━━ Entries ━━
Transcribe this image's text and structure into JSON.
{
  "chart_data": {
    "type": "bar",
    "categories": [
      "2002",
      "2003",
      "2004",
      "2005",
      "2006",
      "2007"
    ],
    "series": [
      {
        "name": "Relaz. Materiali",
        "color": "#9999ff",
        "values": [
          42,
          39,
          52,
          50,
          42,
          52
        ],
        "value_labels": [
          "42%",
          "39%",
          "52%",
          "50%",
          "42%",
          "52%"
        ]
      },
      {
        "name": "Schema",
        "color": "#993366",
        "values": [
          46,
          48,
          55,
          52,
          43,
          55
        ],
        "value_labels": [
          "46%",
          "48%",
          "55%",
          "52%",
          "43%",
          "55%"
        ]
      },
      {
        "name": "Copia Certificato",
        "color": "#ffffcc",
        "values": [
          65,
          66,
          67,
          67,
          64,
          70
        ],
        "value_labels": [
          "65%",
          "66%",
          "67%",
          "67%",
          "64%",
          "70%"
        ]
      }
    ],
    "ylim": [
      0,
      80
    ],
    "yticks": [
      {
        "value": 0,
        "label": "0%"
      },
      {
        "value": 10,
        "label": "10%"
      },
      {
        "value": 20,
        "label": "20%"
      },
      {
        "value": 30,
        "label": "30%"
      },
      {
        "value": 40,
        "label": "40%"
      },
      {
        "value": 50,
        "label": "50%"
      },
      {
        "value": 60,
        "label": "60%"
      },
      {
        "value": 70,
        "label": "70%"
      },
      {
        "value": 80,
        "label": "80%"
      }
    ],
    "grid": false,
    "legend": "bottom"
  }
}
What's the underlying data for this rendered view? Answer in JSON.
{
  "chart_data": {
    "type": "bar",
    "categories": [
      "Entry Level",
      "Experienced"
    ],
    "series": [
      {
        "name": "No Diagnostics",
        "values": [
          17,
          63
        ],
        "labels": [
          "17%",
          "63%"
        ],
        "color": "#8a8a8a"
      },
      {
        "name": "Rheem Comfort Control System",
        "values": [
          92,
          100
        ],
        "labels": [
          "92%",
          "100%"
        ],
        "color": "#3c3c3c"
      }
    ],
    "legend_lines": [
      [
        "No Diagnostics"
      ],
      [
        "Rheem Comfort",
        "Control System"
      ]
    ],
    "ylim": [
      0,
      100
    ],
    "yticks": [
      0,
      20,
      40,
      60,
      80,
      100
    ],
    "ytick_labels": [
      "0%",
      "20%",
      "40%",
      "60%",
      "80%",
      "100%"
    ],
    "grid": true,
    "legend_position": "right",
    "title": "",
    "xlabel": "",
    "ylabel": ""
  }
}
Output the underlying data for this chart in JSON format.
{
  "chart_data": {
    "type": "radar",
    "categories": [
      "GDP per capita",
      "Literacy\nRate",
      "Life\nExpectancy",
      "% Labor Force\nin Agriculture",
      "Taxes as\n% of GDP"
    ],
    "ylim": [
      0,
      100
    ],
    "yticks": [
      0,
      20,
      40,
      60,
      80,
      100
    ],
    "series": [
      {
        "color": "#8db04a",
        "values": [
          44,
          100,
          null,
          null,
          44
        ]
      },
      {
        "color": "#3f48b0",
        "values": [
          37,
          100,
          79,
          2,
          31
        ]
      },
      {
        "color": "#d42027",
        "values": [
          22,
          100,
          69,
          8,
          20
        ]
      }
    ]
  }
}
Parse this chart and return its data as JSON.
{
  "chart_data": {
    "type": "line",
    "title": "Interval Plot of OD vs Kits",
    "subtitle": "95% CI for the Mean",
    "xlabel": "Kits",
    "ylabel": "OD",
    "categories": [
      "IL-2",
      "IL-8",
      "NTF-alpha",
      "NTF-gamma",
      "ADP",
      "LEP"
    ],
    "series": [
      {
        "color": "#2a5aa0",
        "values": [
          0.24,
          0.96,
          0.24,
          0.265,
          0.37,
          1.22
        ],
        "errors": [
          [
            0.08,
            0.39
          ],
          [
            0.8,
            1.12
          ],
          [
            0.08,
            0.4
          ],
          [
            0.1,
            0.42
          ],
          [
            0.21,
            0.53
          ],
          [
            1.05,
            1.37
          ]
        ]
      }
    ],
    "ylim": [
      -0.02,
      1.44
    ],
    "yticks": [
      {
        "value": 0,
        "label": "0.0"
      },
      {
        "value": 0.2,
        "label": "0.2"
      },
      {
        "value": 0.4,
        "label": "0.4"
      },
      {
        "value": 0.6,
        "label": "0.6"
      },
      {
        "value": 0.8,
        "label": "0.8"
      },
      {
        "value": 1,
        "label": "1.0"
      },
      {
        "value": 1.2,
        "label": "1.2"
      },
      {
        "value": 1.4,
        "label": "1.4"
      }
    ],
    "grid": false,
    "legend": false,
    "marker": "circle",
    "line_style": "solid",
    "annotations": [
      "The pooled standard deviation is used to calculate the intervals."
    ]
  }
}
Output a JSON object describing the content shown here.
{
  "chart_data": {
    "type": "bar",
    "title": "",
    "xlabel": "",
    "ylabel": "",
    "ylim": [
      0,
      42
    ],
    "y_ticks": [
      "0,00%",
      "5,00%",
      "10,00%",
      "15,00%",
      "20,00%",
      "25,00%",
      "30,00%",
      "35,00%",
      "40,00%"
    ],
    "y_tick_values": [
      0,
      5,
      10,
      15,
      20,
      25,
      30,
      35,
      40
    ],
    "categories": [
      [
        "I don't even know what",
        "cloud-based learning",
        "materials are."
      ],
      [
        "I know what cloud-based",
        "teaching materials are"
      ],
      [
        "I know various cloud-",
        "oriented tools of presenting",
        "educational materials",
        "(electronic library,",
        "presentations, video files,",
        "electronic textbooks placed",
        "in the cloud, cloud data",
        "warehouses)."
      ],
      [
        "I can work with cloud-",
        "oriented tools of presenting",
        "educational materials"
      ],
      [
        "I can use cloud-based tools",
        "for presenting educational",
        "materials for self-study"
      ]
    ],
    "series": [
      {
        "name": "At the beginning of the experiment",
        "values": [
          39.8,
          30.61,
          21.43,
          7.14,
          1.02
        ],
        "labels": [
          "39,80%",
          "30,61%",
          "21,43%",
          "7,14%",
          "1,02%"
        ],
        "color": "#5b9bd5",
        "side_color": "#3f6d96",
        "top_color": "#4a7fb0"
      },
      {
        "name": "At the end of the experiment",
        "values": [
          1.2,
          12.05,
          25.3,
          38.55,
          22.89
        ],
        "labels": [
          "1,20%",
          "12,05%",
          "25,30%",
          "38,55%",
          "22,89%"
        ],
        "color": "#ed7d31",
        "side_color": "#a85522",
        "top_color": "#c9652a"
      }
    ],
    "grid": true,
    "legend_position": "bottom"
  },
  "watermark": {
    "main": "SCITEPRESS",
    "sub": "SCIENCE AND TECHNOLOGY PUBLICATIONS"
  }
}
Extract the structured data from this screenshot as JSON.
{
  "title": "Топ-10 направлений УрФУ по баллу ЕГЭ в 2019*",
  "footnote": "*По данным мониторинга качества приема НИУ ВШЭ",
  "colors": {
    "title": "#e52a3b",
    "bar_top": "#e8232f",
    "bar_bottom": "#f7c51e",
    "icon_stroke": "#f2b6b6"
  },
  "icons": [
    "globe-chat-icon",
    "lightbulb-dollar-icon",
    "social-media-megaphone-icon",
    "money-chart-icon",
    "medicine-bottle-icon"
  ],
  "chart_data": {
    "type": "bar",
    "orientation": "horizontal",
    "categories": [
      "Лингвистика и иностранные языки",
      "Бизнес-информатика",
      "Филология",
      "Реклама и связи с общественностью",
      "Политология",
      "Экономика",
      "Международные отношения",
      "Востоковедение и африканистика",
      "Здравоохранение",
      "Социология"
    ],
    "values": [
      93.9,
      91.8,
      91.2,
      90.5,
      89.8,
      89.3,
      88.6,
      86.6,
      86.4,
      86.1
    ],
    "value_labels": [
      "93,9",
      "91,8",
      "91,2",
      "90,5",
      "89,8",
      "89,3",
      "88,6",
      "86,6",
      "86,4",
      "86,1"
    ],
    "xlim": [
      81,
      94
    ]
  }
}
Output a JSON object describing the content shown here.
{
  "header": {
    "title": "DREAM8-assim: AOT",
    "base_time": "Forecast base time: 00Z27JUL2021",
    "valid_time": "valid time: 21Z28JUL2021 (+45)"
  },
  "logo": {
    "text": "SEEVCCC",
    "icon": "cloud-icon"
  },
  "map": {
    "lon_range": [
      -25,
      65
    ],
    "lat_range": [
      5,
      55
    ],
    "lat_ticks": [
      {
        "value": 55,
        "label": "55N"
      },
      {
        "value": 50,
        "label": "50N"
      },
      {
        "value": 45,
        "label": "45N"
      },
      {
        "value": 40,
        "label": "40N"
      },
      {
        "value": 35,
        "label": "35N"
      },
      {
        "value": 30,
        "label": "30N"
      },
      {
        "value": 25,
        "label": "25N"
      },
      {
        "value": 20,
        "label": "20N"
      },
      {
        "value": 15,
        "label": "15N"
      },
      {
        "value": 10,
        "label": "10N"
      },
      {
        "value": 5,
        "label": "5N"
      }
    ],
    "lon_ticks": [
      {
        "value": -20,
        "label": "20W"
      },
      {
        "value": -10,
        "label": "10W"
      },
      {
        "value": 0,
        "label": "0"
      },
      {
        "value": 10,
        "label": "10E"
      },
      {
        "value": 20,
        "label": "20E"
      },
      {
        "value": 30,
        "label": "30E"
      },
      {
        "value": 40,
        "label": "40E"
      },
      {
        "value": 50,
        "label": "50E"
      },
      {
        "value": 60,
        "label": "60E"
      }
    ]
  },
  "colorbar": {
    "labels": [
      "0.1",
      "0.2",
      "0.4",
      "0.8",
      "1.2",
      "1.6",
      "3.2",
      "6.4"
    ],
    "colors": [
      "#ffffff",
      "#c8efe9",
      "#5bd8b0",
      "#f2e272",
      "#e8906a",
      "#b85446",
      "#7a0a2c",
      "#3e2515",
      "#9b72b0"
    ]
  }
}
━━━
- Written exercise
Return each line where "Rheem" shows up.

- Output
        "name": "Rheem Comfort Control System",
        "Rheem Comfort",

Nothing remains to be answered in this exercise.